- _To do_: Which lines include the word "ranura"? Copy each of them.
:::
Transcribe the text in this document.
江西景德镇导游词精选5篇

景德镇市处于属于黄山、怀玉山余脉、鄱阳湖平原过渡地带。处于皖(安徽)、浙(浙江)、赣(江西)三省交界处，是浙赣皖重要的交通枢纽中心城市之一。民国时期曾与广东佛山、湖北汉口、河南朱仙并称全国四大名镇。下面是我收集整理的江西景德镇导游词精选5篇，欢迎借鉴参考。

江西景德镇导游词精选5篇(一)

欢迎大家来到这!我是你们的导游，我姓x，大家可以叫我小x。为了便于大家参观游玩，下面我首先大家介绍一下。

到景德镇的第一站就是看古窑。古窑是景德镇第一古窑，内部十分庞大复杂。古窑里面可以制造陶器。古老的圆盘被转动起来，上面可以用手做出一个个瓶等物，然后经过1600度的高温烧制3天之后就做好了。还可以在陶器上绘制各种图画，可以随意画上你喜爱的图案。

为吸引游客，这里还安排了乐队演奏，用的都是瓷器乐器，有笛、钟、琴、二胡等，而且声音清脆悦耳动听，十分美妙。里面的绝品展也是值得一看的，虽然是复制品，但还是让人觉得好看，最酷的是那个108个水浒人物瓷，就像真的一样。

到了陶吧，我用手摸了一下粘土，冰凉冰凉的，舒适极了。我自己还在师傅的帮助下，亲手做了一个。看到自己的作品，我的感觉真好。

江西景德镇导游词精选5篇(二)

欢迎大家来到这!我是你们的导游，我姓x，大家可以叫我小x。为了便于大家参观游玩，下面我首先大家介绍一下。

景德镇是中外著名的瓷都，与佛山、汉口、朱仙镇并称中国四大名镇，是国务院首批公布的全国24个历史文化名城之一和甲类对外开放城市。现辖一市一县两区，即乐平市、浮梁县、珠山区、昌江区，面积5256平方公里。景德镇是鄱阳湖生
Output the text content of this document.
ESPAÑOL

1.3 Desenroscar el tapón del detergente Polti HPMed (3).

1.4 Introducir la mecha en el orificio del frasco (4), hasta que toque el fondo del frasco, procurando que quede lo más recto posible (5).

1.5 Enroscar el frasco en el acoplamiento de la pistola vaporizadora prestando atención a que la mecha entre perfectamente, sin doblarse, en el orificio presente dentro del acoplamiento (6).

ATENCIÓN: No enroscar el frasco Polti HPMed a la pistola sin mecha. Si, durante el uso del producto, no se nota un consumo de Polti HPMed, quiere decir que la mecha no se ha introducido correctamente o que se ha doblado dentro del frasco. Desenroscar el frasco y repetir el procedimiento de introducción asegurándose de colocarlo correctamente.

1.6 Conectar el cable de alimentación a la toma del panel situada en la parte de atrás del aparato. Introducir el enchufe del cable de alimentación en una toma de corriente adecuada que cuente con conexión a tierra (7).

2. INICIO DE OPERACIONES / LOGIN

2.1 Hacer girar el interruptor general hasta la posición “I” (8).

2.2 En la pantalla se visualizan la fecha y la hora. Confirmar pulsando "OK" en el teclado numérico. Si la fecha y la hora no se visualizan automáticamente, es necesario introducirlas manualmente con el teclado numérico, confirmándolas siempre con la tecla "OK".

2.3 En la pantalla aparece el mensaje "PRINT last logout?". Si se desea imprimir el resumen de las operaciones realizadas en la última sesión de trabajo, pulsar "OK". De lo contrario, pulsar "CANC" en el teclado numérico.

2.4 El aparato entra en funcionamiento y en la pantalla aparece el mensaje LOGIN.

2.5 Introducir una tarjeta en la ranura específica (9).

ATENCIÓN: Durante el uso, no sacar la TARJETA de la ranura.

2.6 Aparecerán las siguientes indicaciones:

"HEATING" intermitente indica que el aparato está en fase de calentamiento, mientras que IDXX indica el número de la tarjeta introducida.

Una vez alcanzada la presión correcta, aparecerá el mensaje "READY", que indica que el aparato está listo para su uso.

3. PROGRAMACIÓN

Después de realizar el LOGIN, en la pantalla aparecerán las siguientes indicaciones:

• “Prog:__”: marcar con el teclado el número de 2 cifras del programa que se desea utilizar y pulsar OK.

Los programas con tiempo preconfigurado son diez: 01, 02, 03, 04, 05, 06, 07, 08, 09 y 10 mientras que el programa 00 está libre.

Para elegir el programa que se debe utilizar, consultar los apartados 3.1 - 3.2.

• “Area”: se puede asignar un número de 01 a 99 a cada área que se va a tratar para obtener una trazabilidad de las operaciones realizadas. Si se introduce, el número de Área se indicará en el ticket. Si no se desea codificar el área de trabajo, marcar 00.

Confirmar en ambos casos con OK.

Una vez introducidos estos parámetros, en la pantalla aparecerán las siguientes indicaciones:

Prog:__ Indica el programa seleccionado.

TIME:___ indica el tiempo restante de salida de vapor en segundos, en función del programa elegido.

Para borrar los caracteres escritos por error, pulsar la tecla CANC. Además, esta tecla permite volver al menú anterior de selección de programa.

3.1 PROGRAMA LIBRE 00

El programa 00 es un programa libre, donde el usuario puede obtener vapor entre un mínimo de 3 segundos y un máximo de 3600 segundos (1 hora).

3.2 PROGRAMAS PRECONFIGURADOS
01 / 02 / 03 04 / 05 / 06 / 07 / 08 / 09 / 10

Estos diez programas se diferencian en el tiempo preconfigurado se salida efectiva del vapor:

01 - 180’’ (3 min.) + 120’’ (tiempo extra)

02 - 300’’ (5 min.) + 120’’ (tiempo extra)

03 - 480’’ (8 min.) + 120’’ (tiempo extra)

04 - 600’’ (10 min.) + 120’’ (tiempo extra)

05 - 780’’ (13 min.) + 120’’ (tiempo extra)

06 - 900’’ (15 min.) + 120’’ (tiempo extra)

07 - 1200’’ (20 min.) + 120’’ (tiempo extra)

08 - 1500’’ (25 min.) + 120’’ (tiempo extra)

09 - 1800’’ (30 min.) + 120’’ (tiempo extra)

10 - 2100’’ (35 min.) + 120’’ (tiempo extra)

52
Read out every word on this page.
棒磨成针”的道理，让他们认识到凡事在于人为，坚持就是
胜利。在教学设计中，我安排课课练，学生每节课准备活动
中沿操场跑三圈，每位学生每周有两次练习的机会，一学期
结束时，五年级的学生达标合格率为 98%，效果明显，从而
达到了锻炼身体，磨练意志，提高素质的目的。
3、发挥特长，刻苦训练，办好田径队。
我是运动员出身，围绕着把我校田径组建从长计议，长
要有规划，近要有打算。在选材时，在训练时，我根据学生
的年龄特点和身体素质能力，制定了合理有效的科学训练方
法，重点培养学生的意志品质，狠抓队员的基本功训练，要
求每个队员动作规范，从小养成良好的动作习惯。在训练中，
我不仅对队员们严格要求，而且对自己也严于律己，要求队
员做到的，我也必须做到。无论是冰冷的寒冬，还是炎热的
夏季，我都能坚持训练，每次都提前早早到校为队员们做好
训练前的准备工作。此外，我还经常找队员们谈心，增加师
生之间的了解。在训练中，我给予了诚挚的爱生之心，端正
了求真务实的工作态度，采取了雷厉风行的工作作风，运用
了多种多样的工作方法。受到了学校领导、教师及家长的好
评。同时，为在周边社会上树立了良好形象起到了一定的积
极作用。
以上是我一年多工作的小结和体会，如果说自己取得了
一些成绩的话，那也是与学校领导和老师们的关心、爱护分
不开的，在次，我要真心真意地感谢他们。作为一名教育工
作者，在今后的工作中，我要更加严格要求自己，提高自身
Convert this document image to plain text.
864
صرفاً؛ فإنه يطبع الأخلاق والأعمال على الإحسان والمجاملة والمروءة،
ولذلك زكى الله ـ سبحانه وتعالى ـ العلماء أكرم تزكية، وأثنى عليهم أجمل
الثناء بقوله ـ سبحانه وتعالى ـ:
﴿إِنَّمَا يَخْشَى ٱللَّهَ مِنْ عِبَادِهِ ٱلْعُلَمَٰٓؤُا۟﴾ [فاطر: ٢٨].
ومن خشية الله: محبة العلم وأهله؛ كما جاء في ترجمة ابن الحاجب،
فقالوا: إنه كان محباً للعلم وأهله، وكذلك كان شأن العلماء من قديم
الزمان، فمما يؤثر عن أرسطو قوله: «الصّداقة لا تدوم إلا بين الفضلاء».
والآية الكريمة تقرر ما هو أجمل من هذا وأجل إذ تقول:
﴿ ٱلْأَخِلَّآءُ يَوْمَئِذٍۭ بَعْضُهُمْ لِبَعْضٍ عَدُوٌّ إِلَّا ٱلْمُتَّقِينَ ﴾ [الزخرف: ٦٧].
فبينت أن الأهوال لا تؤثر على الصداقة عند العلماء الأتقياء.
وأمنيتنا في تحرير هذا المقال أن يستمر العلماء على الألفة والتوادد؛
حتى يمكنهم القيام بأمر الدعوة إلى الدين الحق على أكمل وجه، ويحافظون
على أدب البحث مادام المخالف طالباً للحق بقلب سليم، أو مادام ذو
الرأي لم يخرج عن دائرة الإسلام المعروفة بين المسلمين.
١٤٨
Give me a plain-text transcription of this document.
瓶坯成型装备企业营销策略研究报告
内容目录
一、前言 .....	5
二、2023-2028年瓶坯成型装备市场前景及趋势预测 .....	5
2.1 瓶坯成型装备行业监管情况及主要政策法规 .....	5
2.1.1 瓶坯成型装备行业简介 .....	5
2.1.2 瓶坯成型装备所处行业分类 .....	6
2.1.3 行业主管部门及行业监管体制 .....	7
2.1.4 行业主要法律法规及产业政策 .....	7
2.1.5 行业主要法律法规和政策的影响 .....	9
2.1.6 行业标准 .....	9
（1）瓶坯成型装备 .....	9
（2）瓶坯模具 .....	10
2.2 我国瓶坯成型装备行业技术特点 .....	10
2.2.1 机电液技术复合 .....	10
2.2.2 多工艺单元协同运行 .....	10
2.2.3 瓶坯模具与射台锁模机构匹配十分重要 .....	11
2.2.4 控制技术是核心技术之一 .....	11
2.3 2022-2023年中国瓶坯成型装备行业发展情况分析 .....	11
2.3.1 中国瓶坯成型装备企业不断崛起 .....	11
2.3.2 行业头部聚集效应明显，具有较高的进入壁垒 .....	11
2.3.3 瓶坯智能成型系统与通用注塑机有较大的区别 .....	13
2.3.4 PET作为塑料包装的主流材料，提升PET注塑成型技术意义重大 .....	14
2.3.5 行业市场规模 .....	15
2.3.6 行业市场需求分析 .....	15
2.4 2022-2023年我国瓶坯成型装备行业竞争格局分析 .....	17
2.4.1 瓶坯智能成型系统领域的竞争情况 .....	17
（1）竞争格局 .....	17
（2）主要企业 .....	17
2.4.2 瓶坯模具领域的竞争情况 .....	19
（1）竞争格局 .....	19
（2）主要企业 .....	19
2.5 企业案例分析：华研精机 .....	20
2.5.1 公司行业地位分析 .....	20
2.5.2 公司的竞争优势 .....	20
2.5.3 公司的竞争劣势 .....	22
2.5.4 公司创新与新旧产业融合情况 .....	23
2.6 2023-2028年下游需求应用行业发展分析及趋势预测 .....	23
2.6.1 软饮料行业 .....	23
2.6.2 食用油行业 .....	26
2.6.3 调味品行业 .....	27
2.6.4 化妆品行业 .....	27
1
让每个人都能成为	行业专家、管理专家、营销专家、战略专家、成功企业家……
:::
- _Final result_:
2.5 Introducir una tarjeta en la ranura específica (9).
ATENCIÓN: Durante el uso, no sacar la TARJETA de la ranura.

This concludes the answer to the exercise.